Problem statement:
Below are entries. Pull out all lines containing "lambda".

Extracted records:
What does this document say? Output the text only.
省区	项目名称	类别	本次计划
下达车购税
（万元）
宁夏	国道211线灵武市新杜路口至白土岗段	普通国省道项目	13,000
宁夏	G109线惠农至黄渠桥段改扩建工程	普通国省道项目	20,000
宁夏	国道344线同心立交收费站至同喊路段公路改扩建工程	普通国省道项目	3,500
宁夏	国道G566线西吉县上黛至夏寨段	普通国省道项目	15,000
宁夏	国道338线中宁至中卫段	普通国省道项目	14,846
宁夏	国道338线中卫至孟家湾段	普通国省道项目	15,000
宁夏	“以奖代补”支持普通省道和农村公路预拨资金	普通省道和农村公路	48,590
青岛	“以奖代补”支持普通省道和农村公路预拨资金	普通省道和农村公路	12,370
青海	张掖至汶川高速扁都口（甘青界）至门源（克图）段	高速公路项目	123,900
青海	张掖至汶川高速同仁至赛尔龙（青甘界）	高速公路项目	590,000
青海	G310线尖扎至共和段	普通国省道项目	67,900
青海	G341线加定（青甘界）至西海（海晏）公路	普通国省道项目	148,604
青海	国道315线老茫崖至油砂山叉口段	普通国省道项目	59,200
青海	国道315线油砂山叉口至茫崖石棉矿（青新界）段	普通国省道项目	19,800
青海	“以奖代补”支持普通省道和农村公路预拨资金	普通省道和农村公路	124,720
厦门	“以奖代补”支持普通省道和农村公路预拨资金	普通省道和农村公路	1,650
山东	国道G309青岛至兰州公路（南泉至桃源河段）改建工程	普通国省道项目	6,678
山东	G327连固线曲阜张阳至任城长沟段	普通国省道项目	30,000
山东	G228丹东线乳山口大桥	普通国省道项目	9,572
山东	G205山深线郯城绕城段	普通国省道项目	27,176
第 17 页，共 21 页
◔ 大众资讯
...
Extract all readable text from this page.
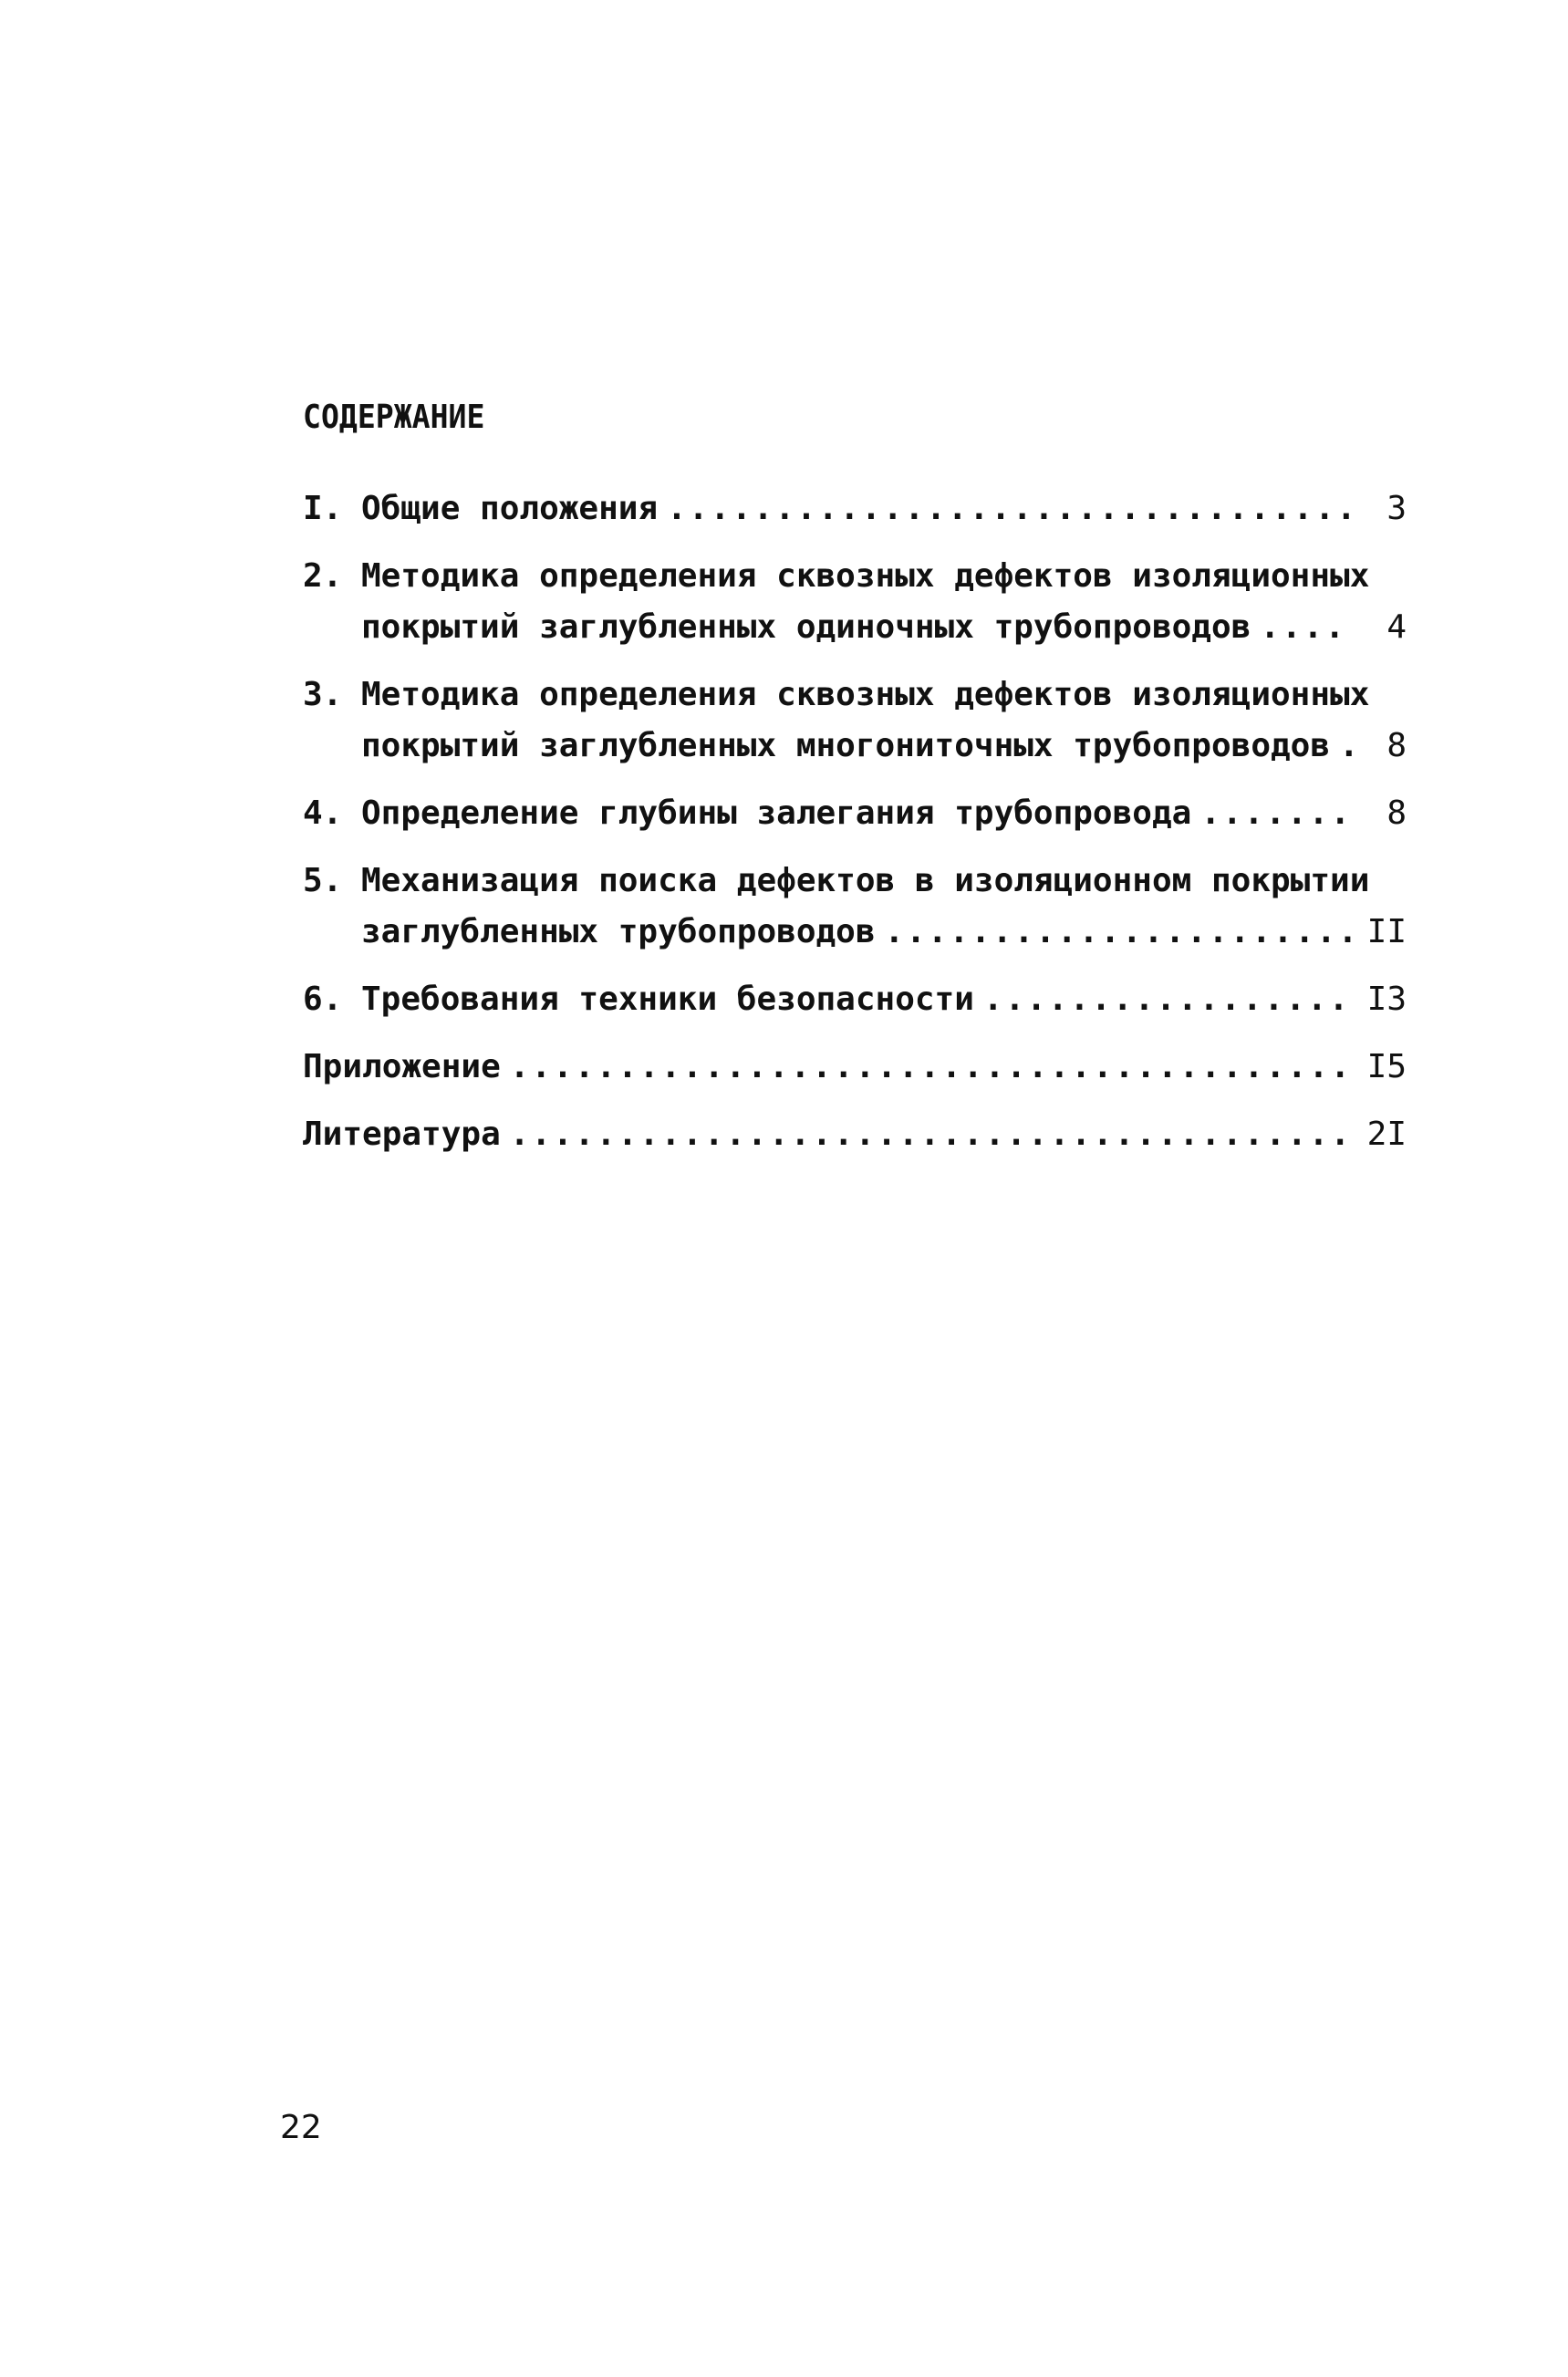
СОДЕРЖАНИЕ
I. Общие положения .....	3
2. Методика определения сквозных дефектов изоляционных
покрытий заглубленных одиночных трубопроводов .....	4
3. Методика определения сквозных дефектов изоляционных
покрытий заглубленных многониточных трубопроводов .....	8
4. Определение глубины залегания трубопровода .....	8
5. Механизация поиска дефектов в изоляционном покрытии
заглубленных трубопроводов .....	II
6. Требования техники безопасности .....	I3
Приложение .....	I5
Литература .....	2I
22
==
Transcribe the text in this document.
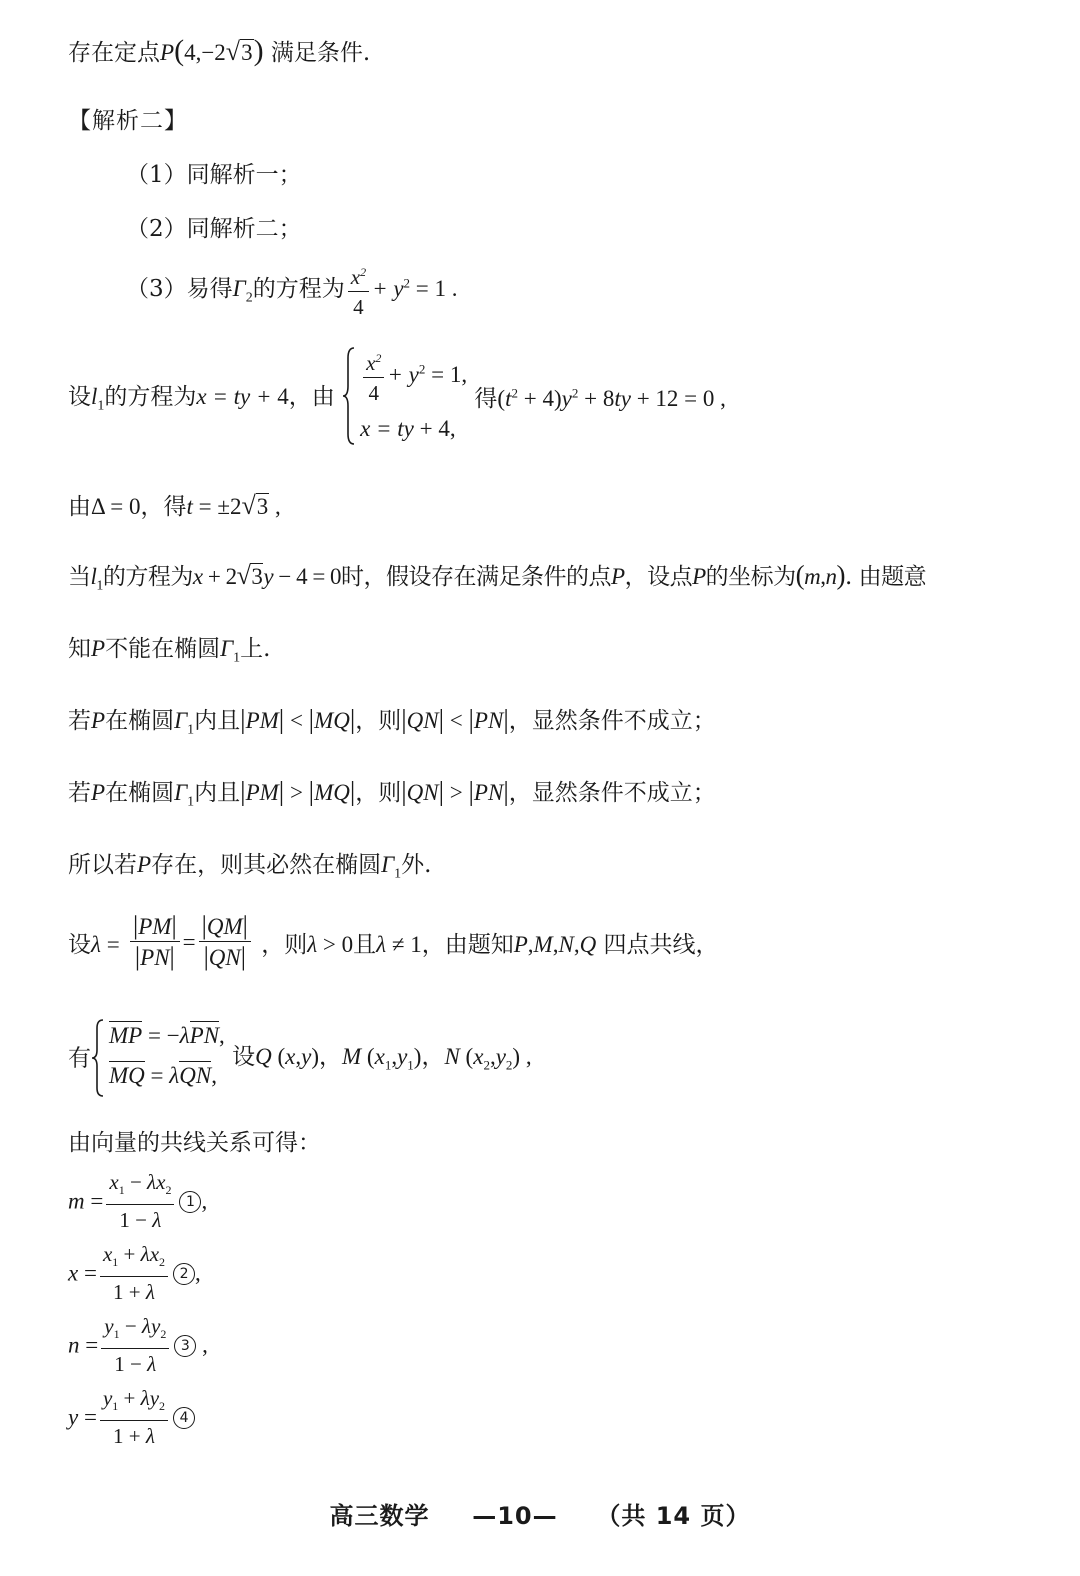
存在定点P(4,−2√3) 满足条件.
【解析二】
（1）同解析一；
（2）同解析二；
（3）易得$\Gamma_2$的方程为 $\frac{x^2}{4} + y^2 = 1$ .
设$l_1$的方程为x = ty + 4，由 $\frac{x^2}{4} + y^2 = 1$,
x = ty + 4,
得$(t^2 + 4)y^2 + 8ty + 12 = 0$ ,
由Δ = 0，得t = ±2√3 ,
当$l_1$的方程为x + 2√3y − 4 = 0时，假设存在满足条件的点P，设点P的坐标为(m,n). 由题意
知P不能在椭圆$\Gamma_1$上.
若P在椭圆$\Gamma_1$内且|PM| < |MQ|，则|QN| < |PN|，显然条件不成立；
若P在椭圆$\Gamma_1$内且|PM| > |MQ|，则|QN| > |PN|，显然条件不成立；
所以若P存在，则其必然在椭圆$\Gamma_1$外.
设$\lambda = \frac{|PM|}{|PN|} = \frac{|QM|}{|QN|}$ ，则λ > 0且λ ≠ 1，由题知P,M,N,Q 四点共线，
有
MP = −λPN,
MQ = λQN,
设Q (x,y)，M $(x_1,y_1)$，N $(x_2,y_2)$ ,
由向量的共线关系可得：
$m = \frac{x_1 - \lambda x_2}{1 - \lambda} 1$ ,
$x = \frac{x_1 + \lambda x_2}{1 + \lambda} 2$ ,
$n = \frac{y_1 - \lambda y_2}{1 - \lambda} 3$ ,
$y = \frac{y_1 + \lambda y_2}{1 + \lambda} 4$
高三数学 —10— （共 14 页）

Reply to the task:
设$\lambda = \frac{|PM|}{|PN|} = \frac{|QM|}{|QN|}$ ，则λ > 0且λ ≠ 1，由题知P,M,N,Q 四点共线，
$m = \frac{x_1 - \lambda x_2}{1 - \lambda} 1$ ,
$x = \frac{x_1 + \lambda x_2}{1 + \lambda} 2$ ,
$n = \frac{y_1 - \lambda y_2}{1 - \lambda} 3$ ,
$y = \frac{y_1 + \lambda y_2}{1 + \lambda} 4$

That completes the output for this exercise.